Work required =
Using the material that follows, identify and copy each line with the string "this".

>> BEGIN Stored data

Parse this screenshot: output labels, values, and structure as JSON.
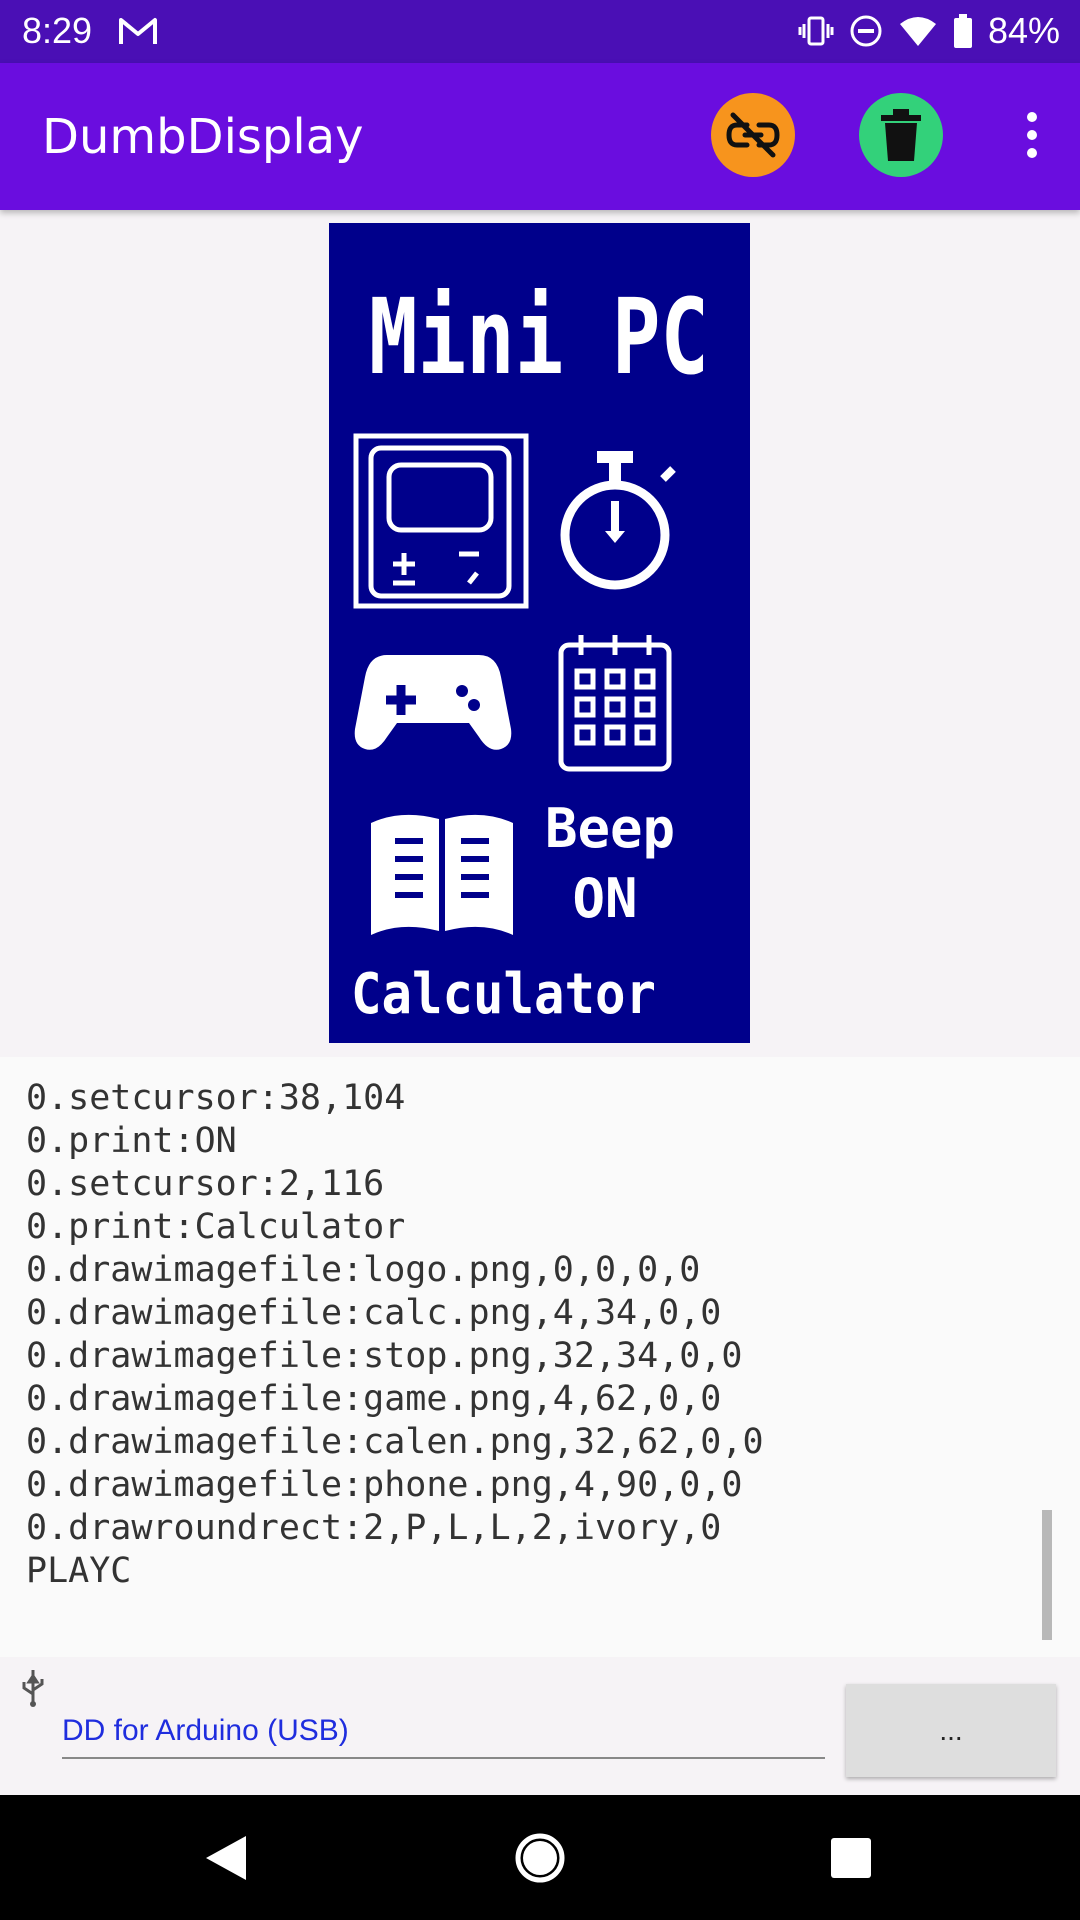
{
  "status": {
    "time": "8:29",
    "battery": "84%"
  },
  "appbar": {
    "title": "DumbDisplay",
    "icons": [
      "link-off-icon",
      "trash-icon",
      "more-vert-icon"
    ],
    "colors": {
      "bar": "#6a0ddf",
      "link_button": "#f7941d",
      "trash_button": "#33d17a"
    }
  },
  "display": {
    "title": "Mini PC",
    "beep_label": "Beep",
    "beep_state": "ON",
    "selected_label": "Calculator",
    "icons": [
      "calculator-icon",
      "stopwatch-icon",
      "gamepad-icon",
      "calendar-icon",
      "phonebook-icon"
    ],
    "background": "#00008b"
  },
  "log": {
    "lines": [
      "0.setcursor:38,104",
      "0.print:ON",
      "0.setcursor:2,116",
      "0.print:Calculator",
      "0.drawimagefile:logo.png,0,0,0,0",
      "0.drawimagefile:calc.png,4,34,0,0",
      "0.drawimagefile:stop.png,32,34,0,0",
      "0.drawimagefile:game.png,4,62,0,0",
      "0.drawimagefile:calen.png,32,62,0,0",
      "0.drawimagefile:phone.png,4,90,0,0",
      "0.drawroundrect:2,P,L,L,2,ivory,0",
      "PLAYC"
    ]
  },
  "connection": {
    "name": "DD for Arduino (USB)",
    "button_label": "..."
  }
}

>> END Stored data
>> BEGIN Stored data

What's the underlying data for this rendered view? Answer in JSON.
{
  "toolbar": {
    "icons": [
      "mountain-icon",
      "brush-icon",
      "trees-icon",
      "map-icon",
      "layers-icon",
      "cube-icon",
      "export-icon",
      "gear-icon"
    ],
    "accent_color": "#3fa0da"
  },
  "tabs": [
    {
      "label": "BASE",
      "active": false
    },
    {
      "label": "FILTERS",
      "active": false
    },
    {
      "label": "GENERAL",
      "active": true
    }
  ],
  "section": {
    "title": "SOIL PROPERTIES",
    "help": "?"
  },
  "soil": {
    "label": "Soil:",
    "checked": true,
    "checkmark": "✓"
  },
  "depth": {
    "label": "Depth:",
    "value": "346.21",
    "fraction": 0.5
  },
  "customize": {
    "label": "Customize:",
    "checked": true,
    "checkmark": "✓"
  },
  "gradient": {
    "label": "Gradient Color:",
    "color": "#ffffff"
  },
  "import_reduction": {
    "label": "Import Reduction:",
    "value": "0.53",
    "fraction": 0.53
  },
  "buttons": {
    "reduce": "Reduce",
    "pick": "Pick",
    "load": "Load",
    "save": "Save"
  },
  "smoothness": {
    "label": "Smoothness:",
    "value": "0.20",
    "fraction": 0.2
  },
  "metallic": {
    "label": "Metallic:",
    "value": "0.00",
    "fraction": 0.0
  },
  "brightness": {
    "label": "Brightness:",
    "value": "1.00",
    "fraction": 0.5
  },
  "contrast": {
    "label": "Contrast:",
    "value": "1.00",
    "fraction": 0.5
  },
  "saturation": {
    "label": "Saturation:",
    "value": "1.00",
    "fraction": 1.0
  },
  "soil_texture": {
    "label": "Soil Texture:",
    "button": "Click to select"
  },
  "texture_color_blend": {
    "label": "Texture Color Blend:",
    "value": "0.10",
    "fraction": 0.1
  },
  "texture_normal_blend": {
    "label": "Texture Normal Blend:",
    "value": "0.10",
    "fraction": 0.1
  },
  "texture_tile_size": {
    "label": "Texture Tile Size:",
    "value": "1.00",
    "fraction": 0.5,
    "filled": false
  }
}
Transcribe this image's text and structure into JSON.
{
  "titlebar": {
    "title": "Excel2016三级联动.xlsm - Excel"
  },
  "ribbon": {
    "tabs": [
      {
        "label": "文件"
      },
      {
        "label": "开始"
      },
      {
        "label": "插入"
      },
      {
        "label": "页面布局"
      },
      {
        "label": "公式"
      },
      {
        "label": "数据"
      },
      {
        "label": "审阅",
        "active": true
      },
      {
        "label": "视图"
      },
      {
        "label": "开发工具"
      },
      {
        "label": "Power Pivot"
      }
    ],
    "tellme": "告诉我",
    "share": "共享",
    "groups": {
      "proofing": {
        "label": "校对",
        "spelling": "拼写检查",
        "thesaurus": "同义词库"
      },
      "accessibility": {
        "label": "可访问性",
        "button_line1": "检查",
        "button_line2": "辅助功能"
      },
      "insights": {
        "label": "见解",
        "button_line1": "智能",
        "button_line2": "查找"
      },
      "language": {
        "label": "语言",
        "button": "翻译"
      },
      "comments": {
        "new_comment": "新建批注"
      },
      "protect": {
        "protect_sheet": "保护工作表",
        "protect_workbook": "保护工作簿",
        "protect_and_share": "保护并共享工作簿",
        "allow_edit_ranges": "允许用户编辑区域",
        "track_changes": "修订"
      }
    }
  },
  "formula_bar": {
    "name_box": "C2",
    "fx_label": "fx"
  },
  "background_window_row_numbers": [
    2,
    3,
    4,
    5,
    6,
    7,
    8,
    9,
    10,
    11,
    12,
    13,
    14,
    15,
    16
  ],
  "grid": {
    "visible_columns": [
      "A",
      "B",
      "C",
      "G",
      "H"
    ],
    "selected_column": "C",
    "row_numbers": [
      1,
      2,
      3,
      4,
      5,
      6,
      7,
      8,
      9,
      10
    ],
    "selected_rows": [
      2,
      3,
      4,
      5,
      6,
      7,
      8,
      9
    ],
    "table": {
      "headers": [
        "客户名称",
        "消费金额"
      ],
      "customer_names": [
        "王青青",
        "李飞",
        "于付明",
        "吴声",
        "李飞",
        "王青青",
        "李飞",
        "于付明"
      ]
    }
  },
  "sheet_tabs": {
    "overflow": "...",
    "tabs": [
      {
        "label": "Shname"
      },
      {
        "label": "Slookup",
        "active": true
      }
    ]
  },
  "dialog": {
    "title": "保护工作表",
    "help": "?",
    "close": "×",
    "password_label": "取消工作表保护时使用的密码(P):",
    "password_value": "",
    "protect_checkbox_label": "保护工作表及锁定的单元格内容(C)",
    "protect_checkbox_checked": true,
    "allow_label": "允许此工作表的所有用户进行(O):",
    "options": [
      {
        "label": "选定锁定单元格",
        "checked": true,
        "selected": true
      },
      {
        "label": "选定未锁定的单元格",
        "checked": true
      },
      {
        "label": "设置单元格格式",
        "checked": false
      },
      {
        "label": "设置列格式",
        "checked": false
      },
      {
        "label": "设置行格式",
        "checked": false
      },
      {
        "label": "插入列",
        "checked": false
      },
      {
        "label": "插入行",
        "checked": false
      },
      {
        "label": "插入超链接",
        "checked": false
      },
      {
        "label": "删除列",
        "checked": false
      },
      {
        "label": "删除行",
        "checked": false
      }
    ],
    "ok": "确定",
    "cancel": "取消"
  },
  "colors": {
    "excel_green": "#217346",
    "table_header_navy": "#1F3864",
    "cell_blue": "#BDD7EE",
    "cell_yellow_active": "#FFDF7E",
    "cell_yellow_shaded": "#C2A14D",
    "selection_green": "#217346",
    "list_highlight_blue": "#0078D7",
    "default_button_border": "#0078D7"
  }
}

>> END Stored data
>> BEGIN Stored data

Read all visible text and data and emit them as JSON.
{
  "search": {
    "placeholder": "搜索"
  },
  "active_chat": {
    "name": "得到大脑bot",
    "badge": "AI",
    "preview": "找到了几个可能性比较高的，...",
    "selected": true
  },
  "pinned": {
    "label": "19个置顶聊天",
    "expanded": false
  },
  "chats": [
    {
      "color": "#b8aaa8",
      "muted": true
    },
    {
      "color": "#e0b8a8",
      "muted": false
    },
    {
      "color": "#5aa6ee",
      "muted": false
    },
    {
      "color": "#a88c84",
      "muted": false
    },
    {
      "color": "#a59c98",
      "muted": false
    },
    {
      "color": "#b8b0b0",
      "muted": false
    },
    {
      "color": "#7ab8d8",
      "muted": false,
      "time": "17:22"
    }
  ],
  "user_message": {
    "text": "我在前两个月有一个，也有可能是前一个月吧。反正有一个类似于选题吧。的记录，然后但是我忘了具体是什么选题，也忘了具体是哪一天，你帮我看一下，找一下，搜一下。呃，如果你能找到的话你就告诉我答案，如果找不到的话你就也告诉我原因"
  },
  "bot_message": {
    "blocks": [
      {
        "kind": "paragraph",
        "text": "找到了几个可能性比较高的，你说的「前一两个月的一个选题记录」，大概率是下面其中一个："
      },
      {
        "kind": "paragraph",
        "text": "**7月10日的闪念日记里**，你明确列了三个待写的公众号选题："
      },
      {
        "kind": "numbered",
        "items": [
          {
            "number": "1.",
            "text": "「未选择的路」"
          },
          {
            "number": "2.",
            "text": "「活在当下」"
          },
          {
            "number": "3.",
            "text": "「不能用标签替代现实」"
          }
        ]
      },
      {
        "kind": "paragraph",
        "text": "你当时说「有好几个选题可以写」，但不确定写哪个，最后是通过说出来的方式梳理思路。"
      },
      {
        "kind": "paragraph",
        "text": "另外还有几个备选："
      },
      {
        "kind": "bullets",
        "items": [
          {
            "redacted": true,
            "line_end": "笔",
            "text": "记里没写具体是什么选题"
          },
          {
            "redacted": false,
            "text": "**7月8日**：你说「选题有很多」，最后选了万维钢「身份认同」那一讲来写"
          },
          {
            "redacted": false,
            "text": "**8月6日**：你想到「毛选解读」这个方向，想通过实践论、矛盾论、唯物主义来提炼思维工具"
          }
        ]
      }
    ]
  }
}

>> END Stored data

Correct answer =
Parse this screenshot: output labels, values, and structure as JSON.
What's the underlying data for this rendered view? Answer in JSON.
Transcribe this image's text and structure into JSON.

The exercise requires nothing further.